■ TASK: Please show every line in the entries below that includes the word "Lonaconing".

■ Stored dataset items:

*****

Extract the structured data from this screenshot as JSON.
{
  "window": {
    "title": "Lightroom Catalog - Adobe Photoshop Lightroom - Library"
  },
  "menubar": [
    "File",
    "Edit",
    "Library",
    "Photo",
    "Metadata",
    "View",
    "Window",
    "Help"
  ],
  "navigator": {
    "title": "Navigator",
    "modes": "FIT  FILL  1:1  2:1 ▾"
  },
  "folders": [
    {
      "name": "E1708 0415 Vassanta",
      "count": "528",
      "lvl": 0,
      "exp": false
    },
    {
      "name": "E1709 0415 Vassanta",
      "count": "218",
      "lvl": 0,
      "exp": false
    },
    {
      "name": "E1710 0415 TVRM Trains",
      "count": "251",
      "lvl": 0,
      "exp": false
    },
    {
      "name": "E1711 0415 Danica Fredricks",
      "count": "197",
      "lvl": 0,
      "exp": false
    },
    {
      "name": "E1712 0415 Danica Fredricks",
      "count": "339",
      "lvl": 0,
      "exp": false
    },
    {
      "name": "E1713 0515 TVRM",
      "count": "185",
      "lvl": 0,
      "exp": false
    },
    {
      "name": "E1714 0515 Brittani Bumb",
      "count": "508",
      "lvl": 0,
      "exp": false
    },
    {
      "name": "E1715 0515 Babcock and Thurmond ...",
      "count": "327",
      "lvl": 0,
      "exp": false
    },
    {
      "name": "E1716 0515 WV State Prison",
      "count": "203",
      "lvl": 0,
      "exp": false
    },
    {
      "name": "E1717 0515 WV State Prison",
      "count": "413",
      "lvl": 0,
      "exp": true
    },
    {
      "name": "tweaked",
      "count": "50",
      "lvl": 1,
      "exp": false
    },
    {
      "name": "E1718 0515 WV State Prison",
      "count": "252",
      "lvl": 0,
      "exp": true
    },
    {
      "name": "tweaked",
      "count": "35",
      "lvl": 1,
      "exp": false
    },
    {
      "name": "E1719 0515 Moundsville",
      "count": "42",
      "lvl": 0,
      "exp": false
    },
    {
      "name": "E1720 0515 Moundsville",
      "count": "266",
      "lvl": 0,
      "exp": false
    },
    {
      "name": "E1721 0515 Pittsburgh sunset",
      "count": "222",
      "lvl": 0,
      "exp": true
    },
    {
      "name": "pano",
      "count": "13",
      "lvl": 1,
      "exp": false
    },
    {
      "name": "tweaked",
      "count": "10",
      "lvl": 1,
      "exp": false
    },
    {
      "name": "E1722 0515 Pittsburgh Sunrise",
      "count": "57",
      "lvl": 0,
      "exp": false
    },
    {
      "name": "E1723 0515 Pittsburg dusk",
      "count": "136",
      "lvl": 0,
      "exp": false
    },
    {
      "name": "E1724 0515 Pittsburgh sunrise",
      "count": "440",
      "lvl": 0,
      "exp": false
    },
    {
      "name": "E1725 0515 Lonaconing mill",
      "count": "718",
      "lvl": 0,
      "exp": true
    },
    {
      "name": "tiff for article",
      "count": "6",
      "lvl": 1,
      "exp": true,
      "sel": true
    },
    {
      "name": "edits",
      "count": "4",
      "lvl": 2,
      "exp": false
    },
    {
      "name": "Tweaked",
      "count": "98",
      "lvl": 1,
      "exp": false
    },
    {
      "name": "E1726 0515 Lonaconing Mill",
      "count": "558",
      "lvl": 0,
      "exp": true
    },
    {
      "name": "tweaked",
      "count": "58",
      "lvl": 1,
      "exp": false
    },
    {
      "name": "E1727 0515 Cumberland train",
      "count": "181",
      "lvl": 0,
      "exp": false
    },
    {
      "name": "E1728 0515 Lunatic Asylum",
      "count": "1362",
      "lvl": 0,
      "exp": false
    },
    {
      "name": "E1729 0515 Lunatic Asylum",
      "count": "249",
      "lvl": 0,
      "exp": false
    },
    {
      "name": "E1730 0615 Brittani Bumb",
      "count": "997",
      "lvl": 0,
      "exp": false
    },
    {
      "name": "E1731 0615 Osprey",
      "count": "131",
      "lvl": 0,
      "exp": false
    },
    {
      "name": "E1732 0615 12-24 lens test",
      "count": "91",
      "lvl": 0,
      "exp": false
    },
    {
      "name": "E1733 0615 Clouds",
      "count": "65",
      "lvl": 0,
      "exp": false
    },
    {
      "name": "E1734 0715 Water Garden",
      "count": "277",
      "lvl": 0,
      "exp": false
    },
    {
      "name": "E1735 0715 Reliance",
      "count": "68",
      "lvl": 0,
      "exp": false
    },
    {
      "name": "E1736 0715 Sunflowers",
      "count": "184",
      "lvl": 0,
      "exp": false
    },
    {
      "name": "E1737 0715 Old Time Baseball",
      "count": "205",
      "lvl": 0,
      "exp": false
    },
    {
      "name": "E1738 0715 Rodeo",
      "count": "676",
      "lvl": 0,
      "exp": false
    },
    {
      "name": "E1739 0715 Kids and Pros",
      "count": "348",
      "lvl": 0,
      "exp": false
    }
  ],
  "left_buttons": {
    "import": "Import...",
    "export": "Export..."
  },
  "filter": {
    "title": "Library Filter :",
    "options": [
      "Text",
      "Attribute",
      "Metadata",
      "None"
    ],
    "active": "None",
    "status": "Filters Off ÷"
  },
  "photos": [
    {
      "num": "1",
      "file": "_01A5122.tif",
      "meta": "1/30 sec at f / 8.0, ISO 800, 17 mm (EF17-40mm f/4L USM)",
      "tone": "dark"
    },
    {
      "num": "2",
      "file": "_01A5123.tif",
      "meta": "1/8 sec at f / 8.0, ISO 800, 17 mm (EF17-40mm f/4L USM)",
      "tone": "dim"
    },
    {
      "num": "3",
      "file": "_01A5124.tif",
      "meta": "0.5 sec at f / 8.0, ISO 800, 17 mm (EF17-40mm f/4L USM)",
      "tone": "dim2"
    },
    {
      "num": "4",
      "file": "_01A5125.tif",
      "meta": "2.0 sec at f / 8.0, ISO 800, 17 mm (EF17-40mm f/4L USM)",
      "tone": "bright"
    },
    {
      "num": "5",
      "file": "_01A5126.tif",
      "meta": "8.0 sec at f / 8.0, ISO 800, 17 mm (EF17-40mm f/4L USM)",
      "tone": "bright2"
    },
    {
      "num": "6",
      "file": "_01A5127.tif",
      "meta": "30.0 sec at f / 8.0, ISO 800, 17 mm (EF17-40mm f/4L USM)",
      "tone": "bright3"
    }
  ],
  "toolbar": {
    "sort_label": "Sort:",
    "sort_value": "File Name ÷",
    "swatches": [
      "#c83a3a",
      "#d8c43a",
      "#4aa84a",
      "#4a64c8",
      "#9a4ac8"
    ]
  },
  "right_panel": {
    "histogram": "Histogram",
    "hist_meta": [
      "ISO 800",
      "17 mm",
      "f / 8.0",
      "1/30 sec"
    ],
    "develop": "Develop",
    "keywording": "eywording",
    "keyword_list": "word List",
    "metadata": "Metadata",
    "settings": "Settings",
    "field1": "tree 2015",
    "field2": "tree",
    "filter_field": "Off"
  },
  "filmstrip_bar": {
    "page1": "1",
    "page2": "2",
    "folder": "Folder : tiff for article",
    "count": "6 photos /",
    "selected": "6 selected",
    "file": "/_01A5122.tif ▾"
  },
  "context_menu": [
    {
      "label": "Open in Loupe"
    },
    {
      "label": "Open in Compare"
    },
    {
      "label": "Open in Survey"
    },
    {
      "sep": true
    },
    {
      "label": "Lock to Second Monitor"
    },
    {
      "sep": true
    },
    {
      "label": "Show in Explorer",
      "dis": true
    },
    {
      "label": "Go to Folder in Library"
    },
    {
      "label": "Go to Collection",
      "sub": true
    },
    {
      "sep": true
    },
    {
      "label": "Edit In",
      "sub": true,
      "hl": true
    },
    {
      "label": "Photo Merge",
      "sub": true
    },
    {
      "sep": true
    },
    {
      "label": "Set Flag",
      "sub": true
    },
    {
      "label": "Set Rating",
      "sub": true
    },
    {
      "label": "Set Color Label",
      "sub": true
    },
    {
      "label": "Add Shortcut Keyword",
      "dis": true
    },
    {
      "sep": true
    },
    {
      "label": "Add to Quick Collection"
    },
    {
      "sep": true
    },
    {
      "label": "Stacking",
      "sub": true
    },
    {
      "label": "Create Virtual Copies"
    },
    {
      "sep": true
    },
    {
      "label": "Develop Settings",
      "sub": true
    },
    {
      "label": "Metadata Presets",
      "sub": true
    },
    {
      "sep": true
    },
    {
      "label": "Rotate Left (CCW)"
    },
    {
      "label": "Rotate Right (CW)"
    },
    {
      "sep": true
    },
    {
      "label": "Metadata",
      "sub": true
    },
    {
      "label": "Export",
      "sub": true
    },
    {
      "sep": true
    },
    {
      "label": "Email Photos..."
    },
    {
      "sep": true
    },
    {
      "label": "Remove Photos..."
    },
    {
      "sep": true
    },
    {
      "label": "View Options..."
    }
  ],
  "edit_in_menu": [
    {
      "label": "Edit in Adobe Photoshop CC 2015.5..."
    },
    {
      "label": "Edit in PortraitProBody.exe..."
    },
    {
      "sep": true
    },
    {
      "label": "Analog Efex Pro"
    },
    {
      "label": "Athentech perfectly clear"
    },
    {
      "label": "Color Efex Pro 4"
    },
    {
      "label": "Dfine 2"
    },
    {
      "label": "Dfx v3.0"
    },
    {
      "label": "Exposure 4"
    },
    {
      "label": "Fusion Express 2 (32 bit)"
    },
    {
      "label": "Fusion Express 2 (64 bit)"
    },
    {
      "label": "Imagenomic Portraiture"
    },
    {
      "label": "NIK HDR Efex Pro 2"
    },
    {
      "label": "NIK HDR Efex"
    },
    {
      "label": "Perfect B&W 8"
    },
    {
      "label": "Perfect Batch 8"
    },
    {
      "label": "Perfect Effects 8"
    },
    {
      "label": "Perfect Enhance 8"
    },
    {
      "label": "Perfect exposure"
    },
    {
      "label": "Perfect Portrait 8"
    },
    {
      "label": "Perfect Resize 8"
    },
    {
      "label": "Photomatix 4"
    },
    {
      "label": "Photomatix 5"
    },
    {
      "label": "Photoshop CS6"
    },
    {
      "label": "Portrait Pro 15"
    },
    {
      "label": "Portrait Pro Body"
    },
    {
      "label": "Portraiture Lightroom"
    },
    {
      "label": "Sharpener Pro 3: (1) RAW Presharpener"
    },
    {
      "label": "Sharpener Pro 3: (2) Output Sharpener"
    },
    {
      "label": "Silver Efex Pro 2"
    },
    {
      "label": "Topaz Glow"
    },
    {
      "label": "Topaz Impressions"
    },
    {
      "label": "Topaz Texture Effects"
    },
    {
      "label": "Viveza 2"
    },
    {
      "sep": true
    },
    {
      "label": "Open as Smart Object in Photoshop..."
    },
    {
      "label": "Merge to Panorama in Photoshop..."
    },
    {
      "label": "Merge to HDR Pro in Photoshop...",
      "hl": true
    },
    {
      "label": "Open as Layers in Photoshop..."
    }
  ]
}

*****

■ ANSWER TO THIS PROBLEM:
      "name": "E1725 0515 Lonaconing mill",
      "name": "E1726 0515 Lonaconing Mill",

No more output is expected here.